#### AIM OF THE EXERCISE
From the entries below, report how many lines contain the string "софинансирование". Give only that number.

===== SOURCE MATERIAL

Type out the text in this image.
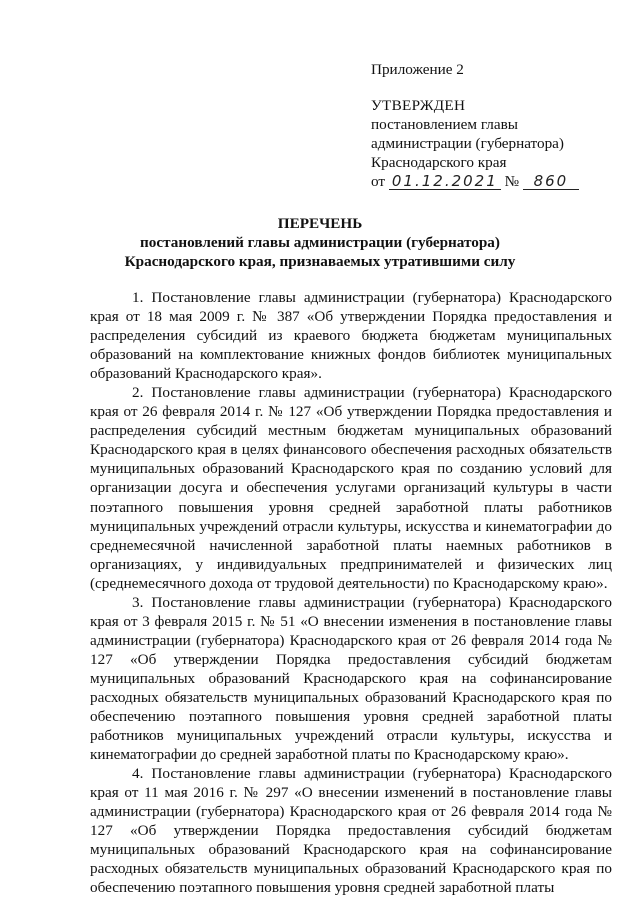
Приложение 2
УТВЕРЖДЕН
постановлением главы
администрации (губернатора)
Краснодарского края
от 01.12.2021 № 860
ПЕРЕЧЕНЬ
постановлений главы администрации (губернатора)
Краснодарского края, признаваемых утратившими силу

1. Постановление главы администрации (губернатора) Краснодарского края от 18 мая 2009 г. № 387 «Об утверждении Порядка предоставления и распределения субсидий из краевого бюджета бюджетам муниципальных образований на комплектование книжных фондов библиотек муниципальных образований Краснодарского края».

2. Постановление главы администрации (губернатора) Краснодарского края от 26 февраля 2014 г. № 127 «Об утверждении Порядка предоставления и распределения субсидий местным бюджетам муниципальных образований Краснодарского края в целях финансового обеспечения расходных обязательств муниципальных образований Краснодарского края по созданию условий для организации досуга и обеспечения услугами организаций культуры в части поэтапного повышения уровня средней заработной платы работников муниципальных учреждений отрасли культуры, искусства и кинематографии до среднемесячной начисленной заработной платы наемных работников в организациях, у индивидуальных предпринимателей и физических лиц (среднемесячного дохода от трудовой деятельности) по Краснодарскому краю».

3. Постановление главы администрации (губернатора) Краснодарского края от 3 февраля 2015 г. № 51 «О внесении изменения в постановление главы администрации (губернатора) Краснодарского края от 26 февраля 2014 года № 127 «Об утверждении Порядка предоставления субсидий бюджетам муниципальных образований Краснодарского края на софинансирование расходных обязательств муниципальных образований Краснодарского края по обеспечению поэтапного повышения уровня средней заработной платы работников муниципальных учреждений отрасли культуры, искусства и кинематографии до средней заработной платы по Краснодарскому краю».

4. Постановление главы администрации (губернатора) Краснодарского края от 11 мая 2016 г. № 297 «О внесении изменений в постановление главы администрации (губернатора) Краснодарского края от 26 февраля 2014 года № 127 «Об утверждении Порядка предоставления субсидий бюджетам муниципальных образований Краснодарского края на софинансирование расходных обязательств муниципальных образований Краснодарского края по обеспечению поэтапного повышения уровня средней заработной платы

==========

#### THE OUTPUT
2